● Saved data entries
+--

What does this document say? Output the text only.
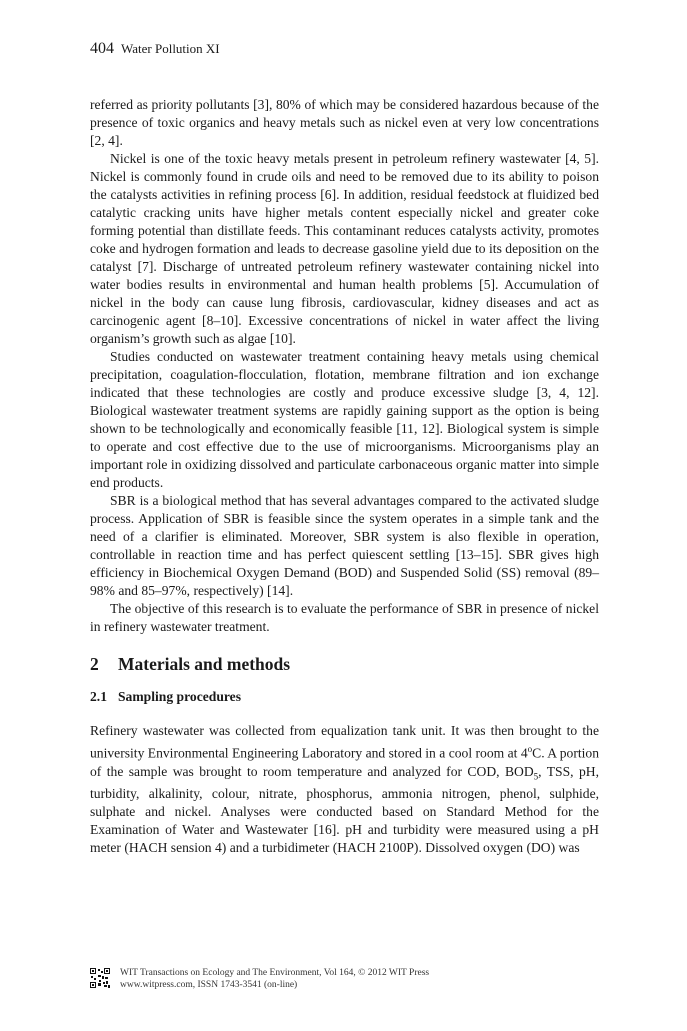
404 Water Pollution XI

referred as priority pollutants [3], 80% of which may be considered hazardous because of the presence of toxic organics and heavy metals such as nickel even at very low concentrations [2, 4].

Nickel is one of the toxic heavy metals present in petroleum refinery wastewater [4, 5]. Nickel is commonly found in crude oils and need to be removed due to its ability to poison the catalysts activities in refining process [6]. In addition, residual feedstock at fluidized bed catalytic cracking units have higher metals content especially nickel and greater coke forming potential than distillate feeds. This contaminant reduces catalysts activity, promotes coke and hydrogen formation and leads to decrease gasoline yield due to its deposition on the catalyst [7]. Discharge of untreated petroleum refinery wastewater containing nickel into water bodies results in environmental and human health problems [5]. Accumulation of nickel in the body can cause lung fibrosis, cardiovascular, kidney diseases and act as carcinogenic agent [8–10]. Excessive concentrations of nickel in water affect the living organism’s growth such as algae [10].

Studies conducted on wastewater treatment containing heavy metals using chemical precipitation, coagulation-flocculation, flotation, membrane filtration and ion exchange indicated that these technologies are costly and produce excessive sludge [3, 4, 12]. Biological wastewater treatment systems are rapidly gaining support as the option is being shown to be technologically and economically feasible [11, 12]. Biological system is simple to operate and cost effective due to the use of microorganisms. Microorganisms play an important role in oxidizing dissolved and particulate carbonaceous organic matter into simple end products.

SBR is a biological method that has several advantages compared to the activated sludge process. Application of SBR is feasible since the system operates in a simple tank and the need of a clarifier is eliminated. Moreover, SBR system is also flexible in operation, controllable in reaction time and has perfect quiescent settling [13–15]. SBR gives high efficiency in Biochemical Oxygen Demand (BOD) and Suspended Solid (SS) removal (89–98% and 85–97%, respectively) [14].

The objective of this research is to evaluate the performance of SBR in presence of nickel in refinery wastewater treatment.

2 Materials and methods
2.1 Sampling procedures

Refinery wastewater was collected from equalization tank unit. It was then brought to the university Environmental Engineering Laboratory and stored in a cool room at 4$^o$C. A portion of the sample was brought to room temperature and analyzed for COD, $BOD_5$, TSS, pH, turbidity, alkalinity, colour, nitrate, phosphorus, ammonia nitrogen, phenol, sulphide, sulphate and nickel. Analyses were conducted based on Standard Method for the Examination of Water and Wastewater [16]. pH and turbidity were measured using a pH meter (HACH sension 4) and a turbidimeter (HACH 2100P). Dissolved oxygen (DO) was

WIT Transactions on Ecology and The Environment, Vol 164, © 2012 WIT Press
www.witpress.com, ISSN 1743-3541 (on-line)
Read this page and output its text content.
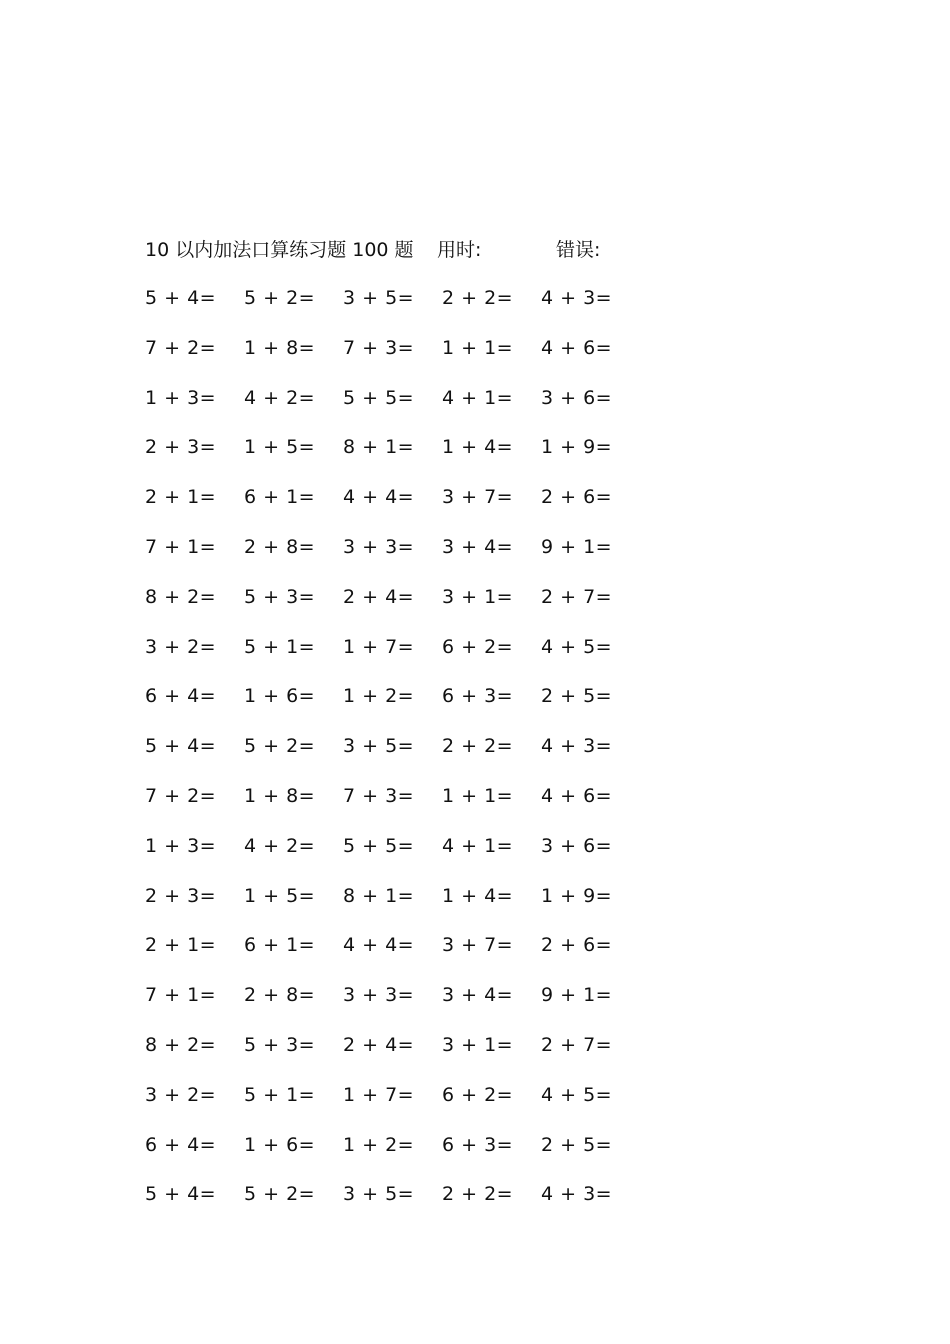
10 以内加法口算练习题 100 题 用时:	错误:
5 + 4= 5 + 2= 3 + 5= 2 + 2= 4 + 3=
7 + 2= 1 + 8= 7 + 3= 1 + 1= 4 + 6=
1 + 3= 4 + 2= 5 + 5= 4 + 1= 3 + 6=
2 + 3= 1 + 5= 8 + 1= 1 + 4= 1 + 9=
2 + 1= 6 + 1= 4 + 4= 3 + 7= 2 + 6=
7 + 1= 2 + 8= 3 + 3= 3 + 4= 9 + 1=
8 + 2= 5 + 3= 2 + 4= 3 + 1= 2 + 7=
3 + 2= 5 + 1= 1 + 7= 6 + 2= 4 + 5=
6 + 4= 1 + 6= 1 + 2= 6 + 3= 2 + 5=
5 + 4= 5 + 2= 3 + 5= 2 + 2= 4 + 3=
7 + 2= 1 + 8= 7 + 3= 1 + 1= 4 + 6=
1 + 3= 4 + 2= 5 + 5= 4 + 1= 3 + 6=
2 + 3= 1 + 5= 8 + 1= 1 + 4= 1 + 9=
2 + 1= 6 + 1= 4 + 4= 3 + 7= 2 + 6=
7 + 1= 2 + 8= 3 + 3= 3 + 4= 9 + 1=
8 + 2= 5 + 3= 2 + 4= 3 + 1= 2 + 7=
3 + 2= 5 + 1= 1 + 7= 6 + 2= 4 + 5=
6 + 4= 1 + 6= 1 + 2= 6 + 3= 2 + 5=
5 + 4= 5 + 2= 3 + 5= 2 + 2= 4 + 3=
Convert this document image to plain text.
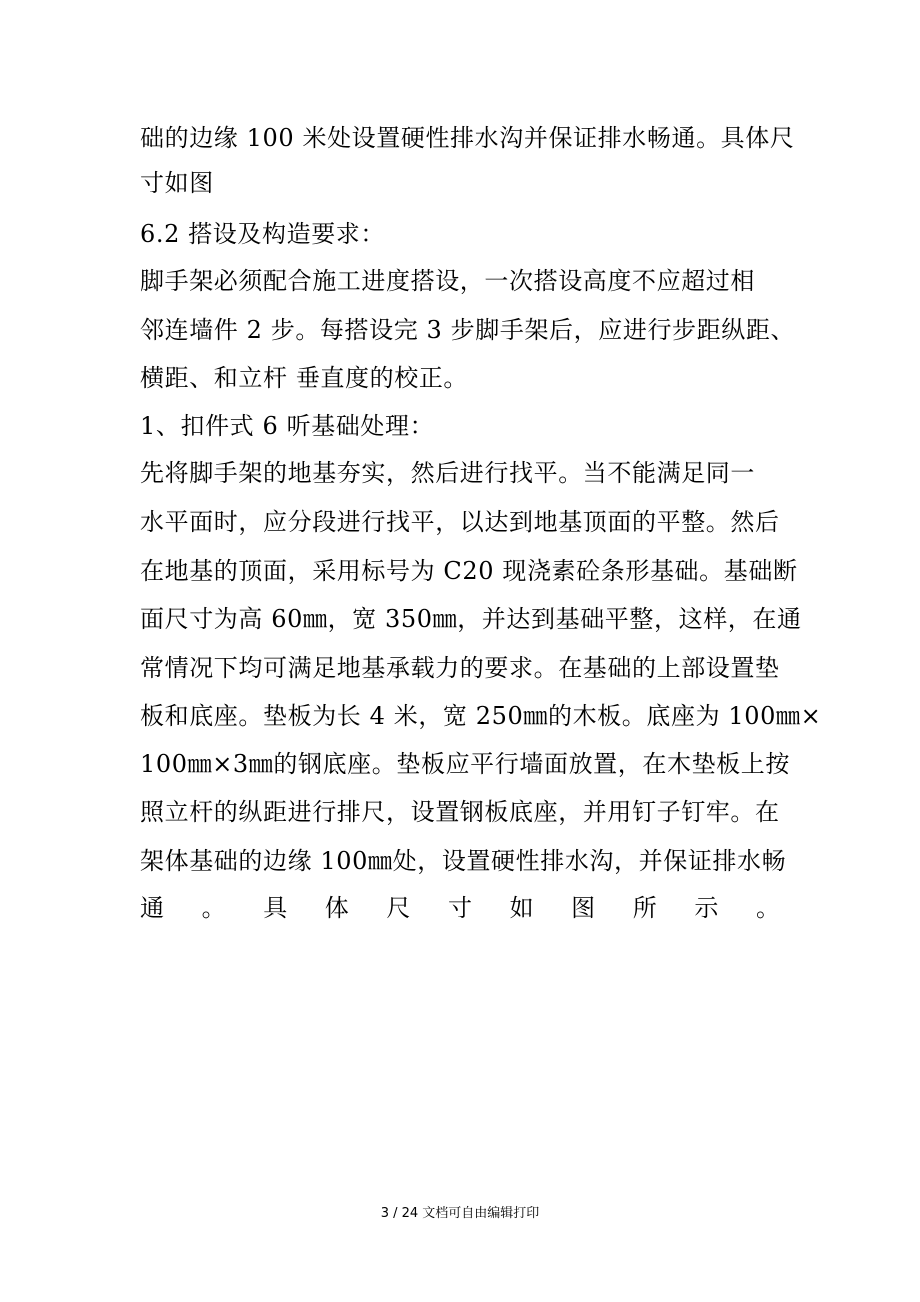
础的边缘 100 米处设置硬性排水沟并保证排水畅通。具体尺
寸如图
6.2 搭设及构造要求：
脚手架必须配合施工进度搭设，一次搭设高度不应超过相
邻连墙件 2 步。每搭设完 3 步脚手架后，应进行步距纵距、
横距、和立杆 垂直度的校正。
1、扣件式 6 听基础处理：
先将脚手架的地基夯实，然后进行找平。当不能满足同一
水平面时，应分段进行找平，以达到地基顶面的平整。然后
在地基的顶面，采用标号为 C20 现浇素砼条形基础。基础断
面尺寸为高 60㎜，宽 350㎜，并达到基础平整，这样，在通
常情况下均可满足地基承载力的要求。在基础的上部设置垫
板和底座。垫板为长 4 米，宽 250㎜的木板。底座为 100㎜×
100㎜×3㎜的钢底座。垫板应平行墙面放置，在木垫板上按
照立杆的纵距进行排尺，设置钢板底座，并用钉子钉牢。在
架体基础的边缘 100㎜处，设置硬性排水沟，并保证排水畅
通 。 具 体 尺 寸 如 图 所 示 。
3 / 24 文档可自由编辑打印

+--

● Exercise instructions
Report every line in the data above in which the word "text" appears.

● The answer
What does this document say? Output the text only.
Read this page and output its text content.
Convert this document image to plain text.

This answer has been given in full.